AIM OF THE TASK: Below are the records; copy each line in them that holds the word "legend".

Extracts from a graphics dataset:

——————

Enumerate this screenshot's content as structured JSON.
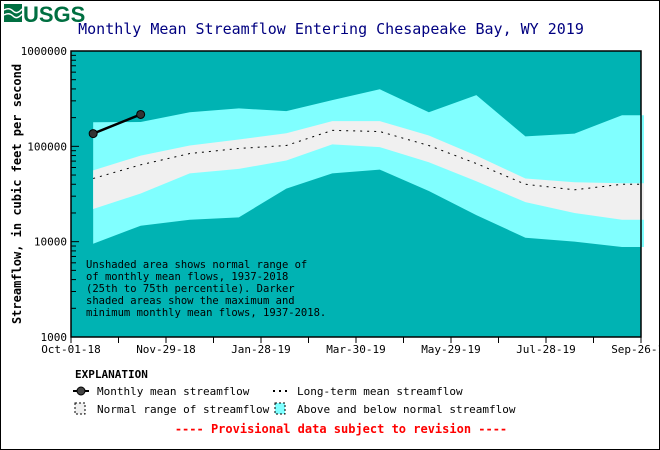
{
  "logo": "USGS",
  "chart_data": {
    "type": "area",
    "title": "Monthly Mean Streamflow Entering Chesapeake Bay, WY 2019",
    "ylabel": "Streamflow, in cubic feet per second",
    "xlabel": "",
    "yscale": "log",
    "ylim": [
      1000,
      1000000
    ],
    "yticks": [
      "1000",
      "10000",
      "100000",
      "1000000"
    ],
    "xlim": [
      "2018-10-01",
      "2019-09-26"
    ],
    "xticks": [
      "Oct-01-18",
      "Nov-29-18",
      "Jan-28-19",
      "Mar-30-19",
      "May-29-19",
      "Jul-28-19",
      "Sep-26-19"
    ],
    "months": [
      "2018-10-15",
      "2018-11-14",
      "2018-12-15",
      "2019-01-15",
      "2019-02-14",
      "2019-03-15",
      "2019-04-14",
      "2019-05-15",
      "2019-06-14",
      "2019-07-15",
      "2019-08-15",
      "2019-09-14"
    ],
    "max": [
      179000,
      180000,
      228000,
      250000,
      234000,
      305000,
      397000,
      228000,
      344000,
      127000,
      136000,
      212000
    ],
    "p75": [
      56000,
      80000,
      102000,
      118000,
      137000,
      184000,
      184000,
      130000,
      80000,
      46000,
      42000,
      41000
    ],
    "mean": [
      46000,
      64000,
      84000,
      95000,
      102000,
      147000,
      143000,
      102000,
      66000,
      40000,
      35000,
      40000
    ],
    "p25": [
      22000,
      32000,
      52000,
      58000,
      71000,
      105000,
      98000,
      68000,
      43000,
      26000,
      20000,
      17000
    ],
    "min": [
      9500,
      14700,
      17000,
      18000,
      36000,
      52000,
      57000,
      34000,
      19000,
      11000,
      10000,
      8800
    ],
    "monthly_mean": {
      "dates": [
        "2018-10-15",
        "2018-11-14"
      ],
      "values": [
        136000,
        216000
      ]
    },
    "annotation": [
      "Unshaded area shows normal range of",
      "of monthly mean flows, 1937-2018",
      "(25th to 75th percentile).  Darker",
      "shaded areas show the maximum and",
      "minimum monthly mean flows, 1937-2018."
    ],
    "colors": {
      "outer": "#00b3b3",
      "extreme": "#80ffff",
      "normal": "#f0f0f0",
      "title": "#000080",
      "provisional": "#ff0000",
      "logo": "#006f41"
    }
  },
  "legend": {
    "heading": "EXPLANATION",
    "items": [
      "Monthly mean streamflow",
      "Long-term mean streamflow",
      "Normal range of streamflow",
      "Above and below normal streamflow"
    ],
    "provisional": "---- Provisional data subject to revision ----"
  }
}
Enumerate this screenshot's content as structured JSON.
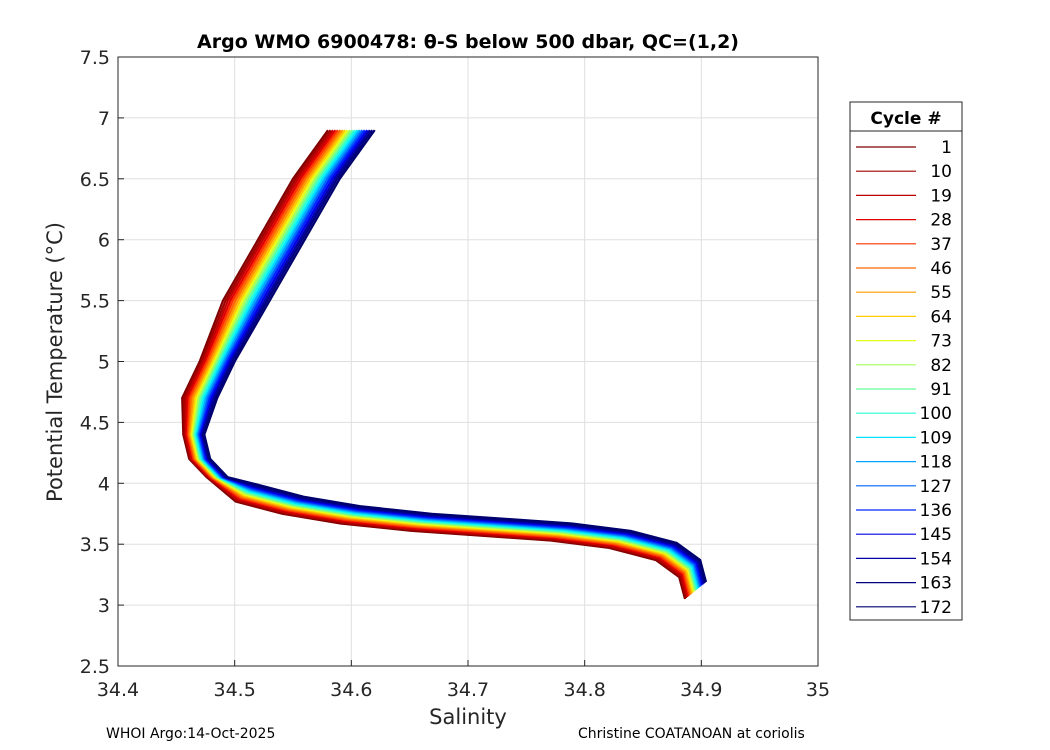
{
  "chart_data": {
    "type": "line",
    "title": "Argo WMO 6900478: θ-S below 500 dbar,  QC=(1,2)",
    "xlabel": "Salinity",
    "ylabel": "Potential Temperature (°C)",
    "xlim": [
      34.4,
      35.0
    ],
    "ylim": [
      2.5,
      7.5
    ],
    "xticks": [
      "34.4",
      "34.5",
      "34.6",
      "34.7",
      "34.8",
      "34.9",
      "35"
    ],
    "yticks": [
      "2.5",
      "3",
      "3.5",
      "4",
      "4.5",
      "5",
      "5.5",
      "6",
      "6.5",
      "7",
      "7.5"
    ],
    "grid": true,
    "legend": {
      "title": "Cycle #",
      "placement": "outside-right",
      "entries": [
        "1",
        "10",
        "19",
        "28",
        "37",
        "46",
        "55",
        "64",
        "73",
        "82",
        "91",
        "100",
        "109",
        "118",
        "127",
        "136",
        "145",
        "154",
        "163",
        "172"
      ],
      "colors": [
        "#800000",
        "#a00000",
        "#c00000",
        "#e00000",
        "#ff3300",
        "#ff6600",
        "#ff9900",
        "#ffcc00",
        "#e6ff1a",
        "#a6ff59",
        "#66ff99",
        "#26ffd9",
        "#00e6ff",
        "#00a6ff",
        "#0066ff",
        "#0026ff",
        "#0000e6",
        "#0000a6",
        "#000080",
        "#00006e"
      ]
    },
    "series_shape": {
      "description": "theta-S profiles, one per cycle; representative curve per legend cycle",
      "base_curve_S": [
        34.6,
        34.57,
        34.54,
        34.51,
        34.485,
        34.47,
        34.465,
        34.47,
        34.485,
        34.51,
        34.55,
        34.6,
        34.66,
        34.72,
        34.78,
        34.83,
        34.87,
        34.89,
        34.895
      ],
      "base_curve_T": [
        6.9,
        6.5,
        6.0,
        5.5,
        5.0,
        4.7,
        4.4,
        4.2,
        4.05,
        3.92,
        3.82,
        3.74,
        3.68,
        3.64,
        3.6,
        3.54,
        3.44,
        3.3,
        3.12
      ]
    }
  },
  "footer": {
    "left": "WHOI Argo:14-Oct-2025",
    "right": "Christine COATANOAN at coriolis"
  }
}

——————

OUTPUT FOR THIS TASK:
  "legend": {
    "legend": {
      "description": "theta-S profiles, one per cycle; representative curve per legend cycle",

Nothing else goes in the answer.